» Written exercise 1
Copy out the entries below, unchanged, starting with their very first line and ending with the line holding "indicator-value: - <box>859 256 977 485</box>", that line included.

0-1 Knapsack Problem

Description: There are $N$ items and one knapsack with a maximum capacity of $V$. Each item can be selected at most once (i.e., either take it or leave it). The $i\text{-th}$ item has a volume of $v_i$​ and a value of $w_i$​. Your task is to select a subset of items to put into the knapsack such that:

  1. The total volume of the selected items does not exceed the knapsack's capacity V.
  2. The total value of the selected items is maximized.

Output the maximum possible total value achievable under these constraints.

Input Format:

  • Line 1: Two integers $N$ and $V$, separated by a space, representing the number of items and the capacity of the knapsack, respectively.
  • Next $N$ lines: Each line contains two integers $v_i$​ and $w_i$​, separated by a space, representing the volume and value of the $i\text{-th}$ item.

Output Format: Output a single integer, the maximum total value of items that can be packed into the knapsack.

» Records to process
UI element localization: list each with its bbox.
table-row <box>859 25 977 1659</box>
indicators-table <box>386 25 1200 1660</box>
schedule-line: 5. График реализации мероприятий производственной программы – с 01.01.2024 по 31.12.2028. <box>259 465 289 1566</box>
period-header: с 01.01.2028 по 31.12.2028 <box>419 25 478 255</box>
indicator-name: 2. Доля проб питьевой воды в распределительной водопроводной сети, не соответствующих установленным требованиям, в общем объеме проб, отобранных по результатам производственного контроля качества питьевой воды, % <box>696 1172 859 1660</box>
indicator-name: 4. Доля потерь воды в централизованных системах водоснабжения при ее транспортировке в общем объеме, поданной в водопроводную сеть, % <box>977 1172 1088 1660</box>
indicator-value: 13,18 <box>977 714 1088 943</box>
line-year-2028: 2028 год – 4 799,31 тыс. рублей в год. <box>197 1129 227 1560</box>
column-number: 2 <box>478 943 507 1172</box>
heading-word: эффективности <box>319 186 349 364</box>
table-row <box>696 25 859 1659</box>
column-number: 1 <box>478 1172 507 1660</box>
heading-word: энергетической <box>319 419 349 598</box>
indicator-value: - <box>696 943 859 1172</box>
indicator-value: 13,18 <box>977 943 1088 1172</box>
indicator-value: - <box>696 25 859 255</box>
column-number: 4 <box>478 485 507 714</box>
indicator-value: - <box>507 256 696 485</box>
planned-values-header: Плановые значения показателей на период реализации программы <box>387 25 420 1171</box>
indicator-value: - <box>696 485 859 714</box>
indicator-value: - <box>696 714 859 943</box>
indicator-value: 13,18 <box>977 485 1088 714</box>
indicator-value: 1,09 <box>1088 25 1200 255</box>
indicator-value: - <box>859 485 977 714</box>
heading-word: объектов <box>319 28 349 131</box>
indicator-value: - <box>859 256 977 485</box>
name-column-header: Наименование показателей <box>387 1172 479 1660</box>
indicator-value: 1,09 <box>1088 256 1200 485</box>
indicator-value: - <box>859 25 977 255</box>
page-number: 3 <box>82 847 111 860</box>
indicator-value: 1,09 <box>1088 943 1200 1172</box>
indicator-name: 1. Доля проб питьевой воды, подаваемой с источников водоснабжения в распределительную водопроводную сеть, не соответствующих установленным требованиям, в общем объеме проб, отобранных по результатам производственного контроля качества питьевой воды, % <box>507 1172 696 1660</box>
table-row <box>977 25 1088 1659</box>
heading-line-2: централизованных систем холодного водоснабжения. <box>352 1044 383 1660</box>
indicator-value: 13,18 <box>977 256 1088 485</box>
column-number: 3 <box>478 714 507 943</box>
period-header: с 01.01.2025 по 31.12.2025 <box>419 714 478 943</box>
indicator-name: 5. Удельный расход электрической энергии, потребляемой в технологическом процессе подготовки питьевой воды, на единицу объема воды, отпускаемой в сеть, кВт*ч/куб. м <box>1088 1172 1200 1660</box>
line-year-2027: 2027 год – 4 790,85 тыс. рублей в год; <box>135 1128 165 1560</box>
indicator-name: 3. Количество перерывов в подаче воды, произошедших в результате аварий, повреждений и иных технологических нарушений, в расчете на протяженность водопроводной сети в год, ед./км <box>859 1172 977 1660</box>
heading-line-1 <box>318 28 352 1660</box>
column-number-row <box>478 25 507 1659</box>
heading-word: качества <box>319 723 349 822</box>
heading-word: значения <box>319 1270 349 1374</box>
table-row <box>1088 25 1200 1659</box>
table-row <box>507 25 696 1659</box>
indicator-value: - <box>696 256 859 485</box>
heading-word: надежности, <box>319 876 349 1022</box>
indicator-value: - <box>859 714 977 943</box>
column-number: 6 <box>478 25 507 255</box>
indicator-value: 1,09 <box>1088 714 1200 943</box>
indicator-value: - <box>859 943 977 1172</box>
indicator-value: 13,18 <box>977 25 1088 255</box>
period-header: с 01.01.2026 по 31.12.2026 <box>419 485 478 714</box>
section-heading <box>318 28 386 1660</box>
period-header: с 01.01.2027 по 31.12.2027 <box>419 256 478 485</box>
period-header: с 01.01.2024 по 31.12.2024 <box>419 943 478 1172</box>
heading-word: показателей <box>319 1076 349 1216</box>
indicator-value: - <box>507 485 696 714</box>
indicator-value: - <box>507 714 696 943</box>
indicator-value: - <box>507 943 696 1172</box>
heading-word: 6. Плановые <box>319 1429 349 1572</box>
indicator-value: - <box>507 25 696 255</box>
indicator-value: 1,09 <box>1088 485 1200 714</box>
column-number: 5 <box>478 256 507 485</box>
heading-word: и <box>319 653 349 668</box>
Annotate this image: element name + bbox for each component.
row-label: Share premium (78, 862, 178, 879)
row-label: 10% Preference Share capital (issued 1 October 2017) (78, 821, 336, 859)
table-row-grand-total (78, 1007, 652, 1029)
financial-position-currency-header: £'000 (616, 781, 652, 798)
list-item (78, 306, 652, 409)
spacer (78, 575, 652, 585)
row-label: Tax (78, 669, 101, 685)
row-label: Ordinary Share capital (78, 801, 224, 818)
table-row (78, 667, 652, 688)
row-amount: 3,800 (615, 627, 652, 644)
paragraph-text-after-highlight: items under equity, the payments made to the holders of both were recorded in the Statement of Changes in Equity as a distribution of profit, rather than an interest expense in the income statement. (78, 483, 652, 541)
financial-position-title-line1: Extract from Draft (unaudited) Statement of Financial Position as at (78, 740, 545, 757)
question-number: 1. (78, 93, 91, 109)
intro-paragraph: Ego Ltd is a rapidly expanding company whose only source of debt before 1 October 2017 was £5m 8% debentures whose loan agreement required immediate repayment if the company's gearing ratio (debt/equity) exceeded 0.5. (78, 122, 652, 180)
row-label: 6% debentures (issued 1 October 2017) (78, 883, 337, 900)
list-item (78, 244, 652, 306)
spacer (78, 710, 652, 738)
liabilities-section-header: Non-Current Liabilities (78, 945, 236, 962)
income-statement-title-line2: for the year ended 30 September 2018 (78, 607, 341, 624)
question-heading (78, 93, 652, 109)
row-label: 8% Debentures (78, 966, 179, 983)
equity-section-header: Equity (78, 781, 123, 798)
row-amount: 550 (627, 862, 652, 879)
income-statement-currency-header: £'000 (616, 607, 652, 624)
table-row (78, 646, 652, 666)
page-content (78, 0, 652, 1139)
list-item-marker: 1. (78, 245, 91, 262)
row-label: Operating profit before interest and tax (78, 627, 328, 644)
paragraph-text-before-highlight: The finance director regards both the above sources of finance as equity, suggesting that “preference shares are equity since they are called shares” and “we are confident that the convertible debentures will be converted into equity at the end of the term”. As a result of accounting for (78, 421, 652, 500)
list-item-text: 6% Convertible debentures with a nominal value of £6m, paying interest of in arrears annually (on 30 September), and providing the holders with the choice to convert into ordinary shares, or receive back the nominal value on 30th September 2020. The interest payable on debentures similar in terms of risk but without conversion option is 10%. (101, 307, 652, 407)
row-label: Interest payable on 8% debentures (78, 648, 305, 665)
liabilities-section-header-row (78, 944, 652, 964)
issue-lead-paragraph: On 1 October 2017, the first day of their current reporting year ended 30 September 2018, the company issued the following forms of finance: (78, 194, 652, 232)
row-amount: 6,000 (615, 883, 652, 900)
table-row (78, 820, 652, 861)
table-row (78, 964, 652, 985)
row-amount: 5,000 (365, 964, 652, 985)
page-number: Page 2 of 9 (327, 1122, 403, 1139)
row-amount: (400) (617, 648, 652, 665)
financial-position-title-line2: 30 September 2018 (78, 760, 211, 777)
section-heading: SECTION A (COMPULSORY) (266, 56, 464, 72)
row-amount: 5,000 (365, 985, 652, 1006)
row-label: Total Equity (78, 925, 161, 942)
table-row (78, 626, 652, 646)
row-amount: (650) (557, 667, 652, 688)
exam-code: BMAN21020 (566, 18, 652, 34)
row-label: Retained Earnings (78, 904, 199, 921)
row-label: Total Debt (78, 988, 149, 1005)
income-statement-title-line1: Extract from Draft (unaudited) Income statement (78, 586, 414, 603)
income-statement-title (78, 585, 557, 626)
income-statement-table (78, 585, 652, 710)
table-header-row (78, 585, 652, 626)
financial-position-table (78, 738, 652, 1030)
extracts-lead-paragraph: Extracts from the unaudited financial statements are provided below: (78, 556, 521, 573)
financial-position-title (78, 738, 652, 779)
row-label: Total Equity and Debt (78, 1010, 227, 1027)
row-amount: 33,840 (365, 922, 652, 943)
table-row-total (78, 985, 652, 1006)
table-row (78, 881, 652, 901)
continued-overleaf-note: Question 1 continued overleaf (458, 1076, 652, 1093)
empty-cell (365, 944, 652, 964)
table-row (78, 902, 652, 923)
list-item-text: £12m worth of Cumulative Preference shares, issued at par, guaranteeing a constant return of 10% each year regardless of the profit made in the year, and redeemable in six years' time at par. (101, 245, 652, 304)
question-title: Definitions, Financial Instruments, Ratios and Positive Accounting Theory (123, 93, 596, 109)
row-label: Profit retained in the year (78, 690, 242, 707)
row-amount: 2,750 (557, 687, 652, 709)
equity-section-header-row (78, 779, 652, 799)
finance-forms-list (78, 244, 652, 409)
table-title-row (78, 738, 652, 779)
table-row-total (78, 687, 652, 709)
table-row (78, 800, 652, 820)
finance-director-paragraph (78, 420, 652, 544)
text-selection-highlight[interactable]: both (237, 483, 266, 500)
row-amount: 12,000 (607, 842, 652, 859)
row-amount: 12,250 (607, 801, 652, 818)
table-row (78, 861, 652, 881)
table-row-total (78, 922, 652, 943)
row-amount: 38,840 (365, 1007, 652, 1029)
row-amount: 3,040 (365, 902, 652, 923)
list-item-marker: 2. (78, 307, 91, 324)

» Written exercise 2
Answer these questions about the 0-1 knapsack description:
(a) How many times may each item be selected?
(b) What two values does the first input line give?
(c) What does the program output?

» Finished answer 1
UI element localization: list each with its bbox.
table-row <box>859 25 977 1659</box>
indicators-table <box>386 25 1200 1660</box>
schedule-line: 5. График реализации мероприятий производственной программы – с 01.01.2024 по 31.12.2028. <box>259 465 289 1566</box>
period-header: с 01.01.2028 по 31.12.2028 <box>419 25 478 255</box>
indicator-name: 2. Доля проб питьевой воды в распределительной водопроводной сети, не соответствующих установленным требованиям, в общем объеме проб, отобранных по результатам производственного контроля качества питьевой воды, % <box>696 1172 859 1660</box>
indicator-name: 4. Доля потерь воды в централизованных системах водоснабжения при ее транспортировке в общем объеме, поданной в водопроводную сеть, % <box>977 1172 1088 1660</box>
indicator-value: 13,18 <box>977 714 1088 943</box>
line-year-2028: 2028 год – 4 799,31 тыс. рублей в год. <box>197 1129 227 1560</box>
column-number: 2 <box>478 943 507 1172</box>
heading-word: эффективности <box>319 186 349 364</box>
table-row <box>696 25 859 1659</box>
column-number: 1 <box>478 1172 507 1660</box>
heading-word: энергетической <box>319 419 349 598</box>
indicator-value: - <box>696 943 859 1172</box>
indicator-value: 13,18 <box>977 943 1088 1172</box>
indicator-value: - <box>696 25 859 255</box>
column-number: 4 <box>478 485 507 714</box>
indicator-value: - <box>507 256 696 485</box>
planned-values-header: Плановые значения показателей на период реализации программы <box>387 25 420 1171</box>
indicator-value: - <box>696 485 859 714</box>
indicator-value: - <box>696 714 859 943</box>
indicator-value: 13,18 <box>977 485 1088 714</box>
indicator-value: 1,09 <box>1088 25 1200 255</box>
indicator-value: - <box>859 485 977 714</box>
heading-word: объектов <box>319 28 349 131</box>
indicator-value: - <box>859 256 977 485</box>

» Finished answer 2
(a) At most once.
(b) N, the number of items, and V, the capacity of the knapsack.
(c) A single integer: the maximum total value of items that can be packed into the knapsack.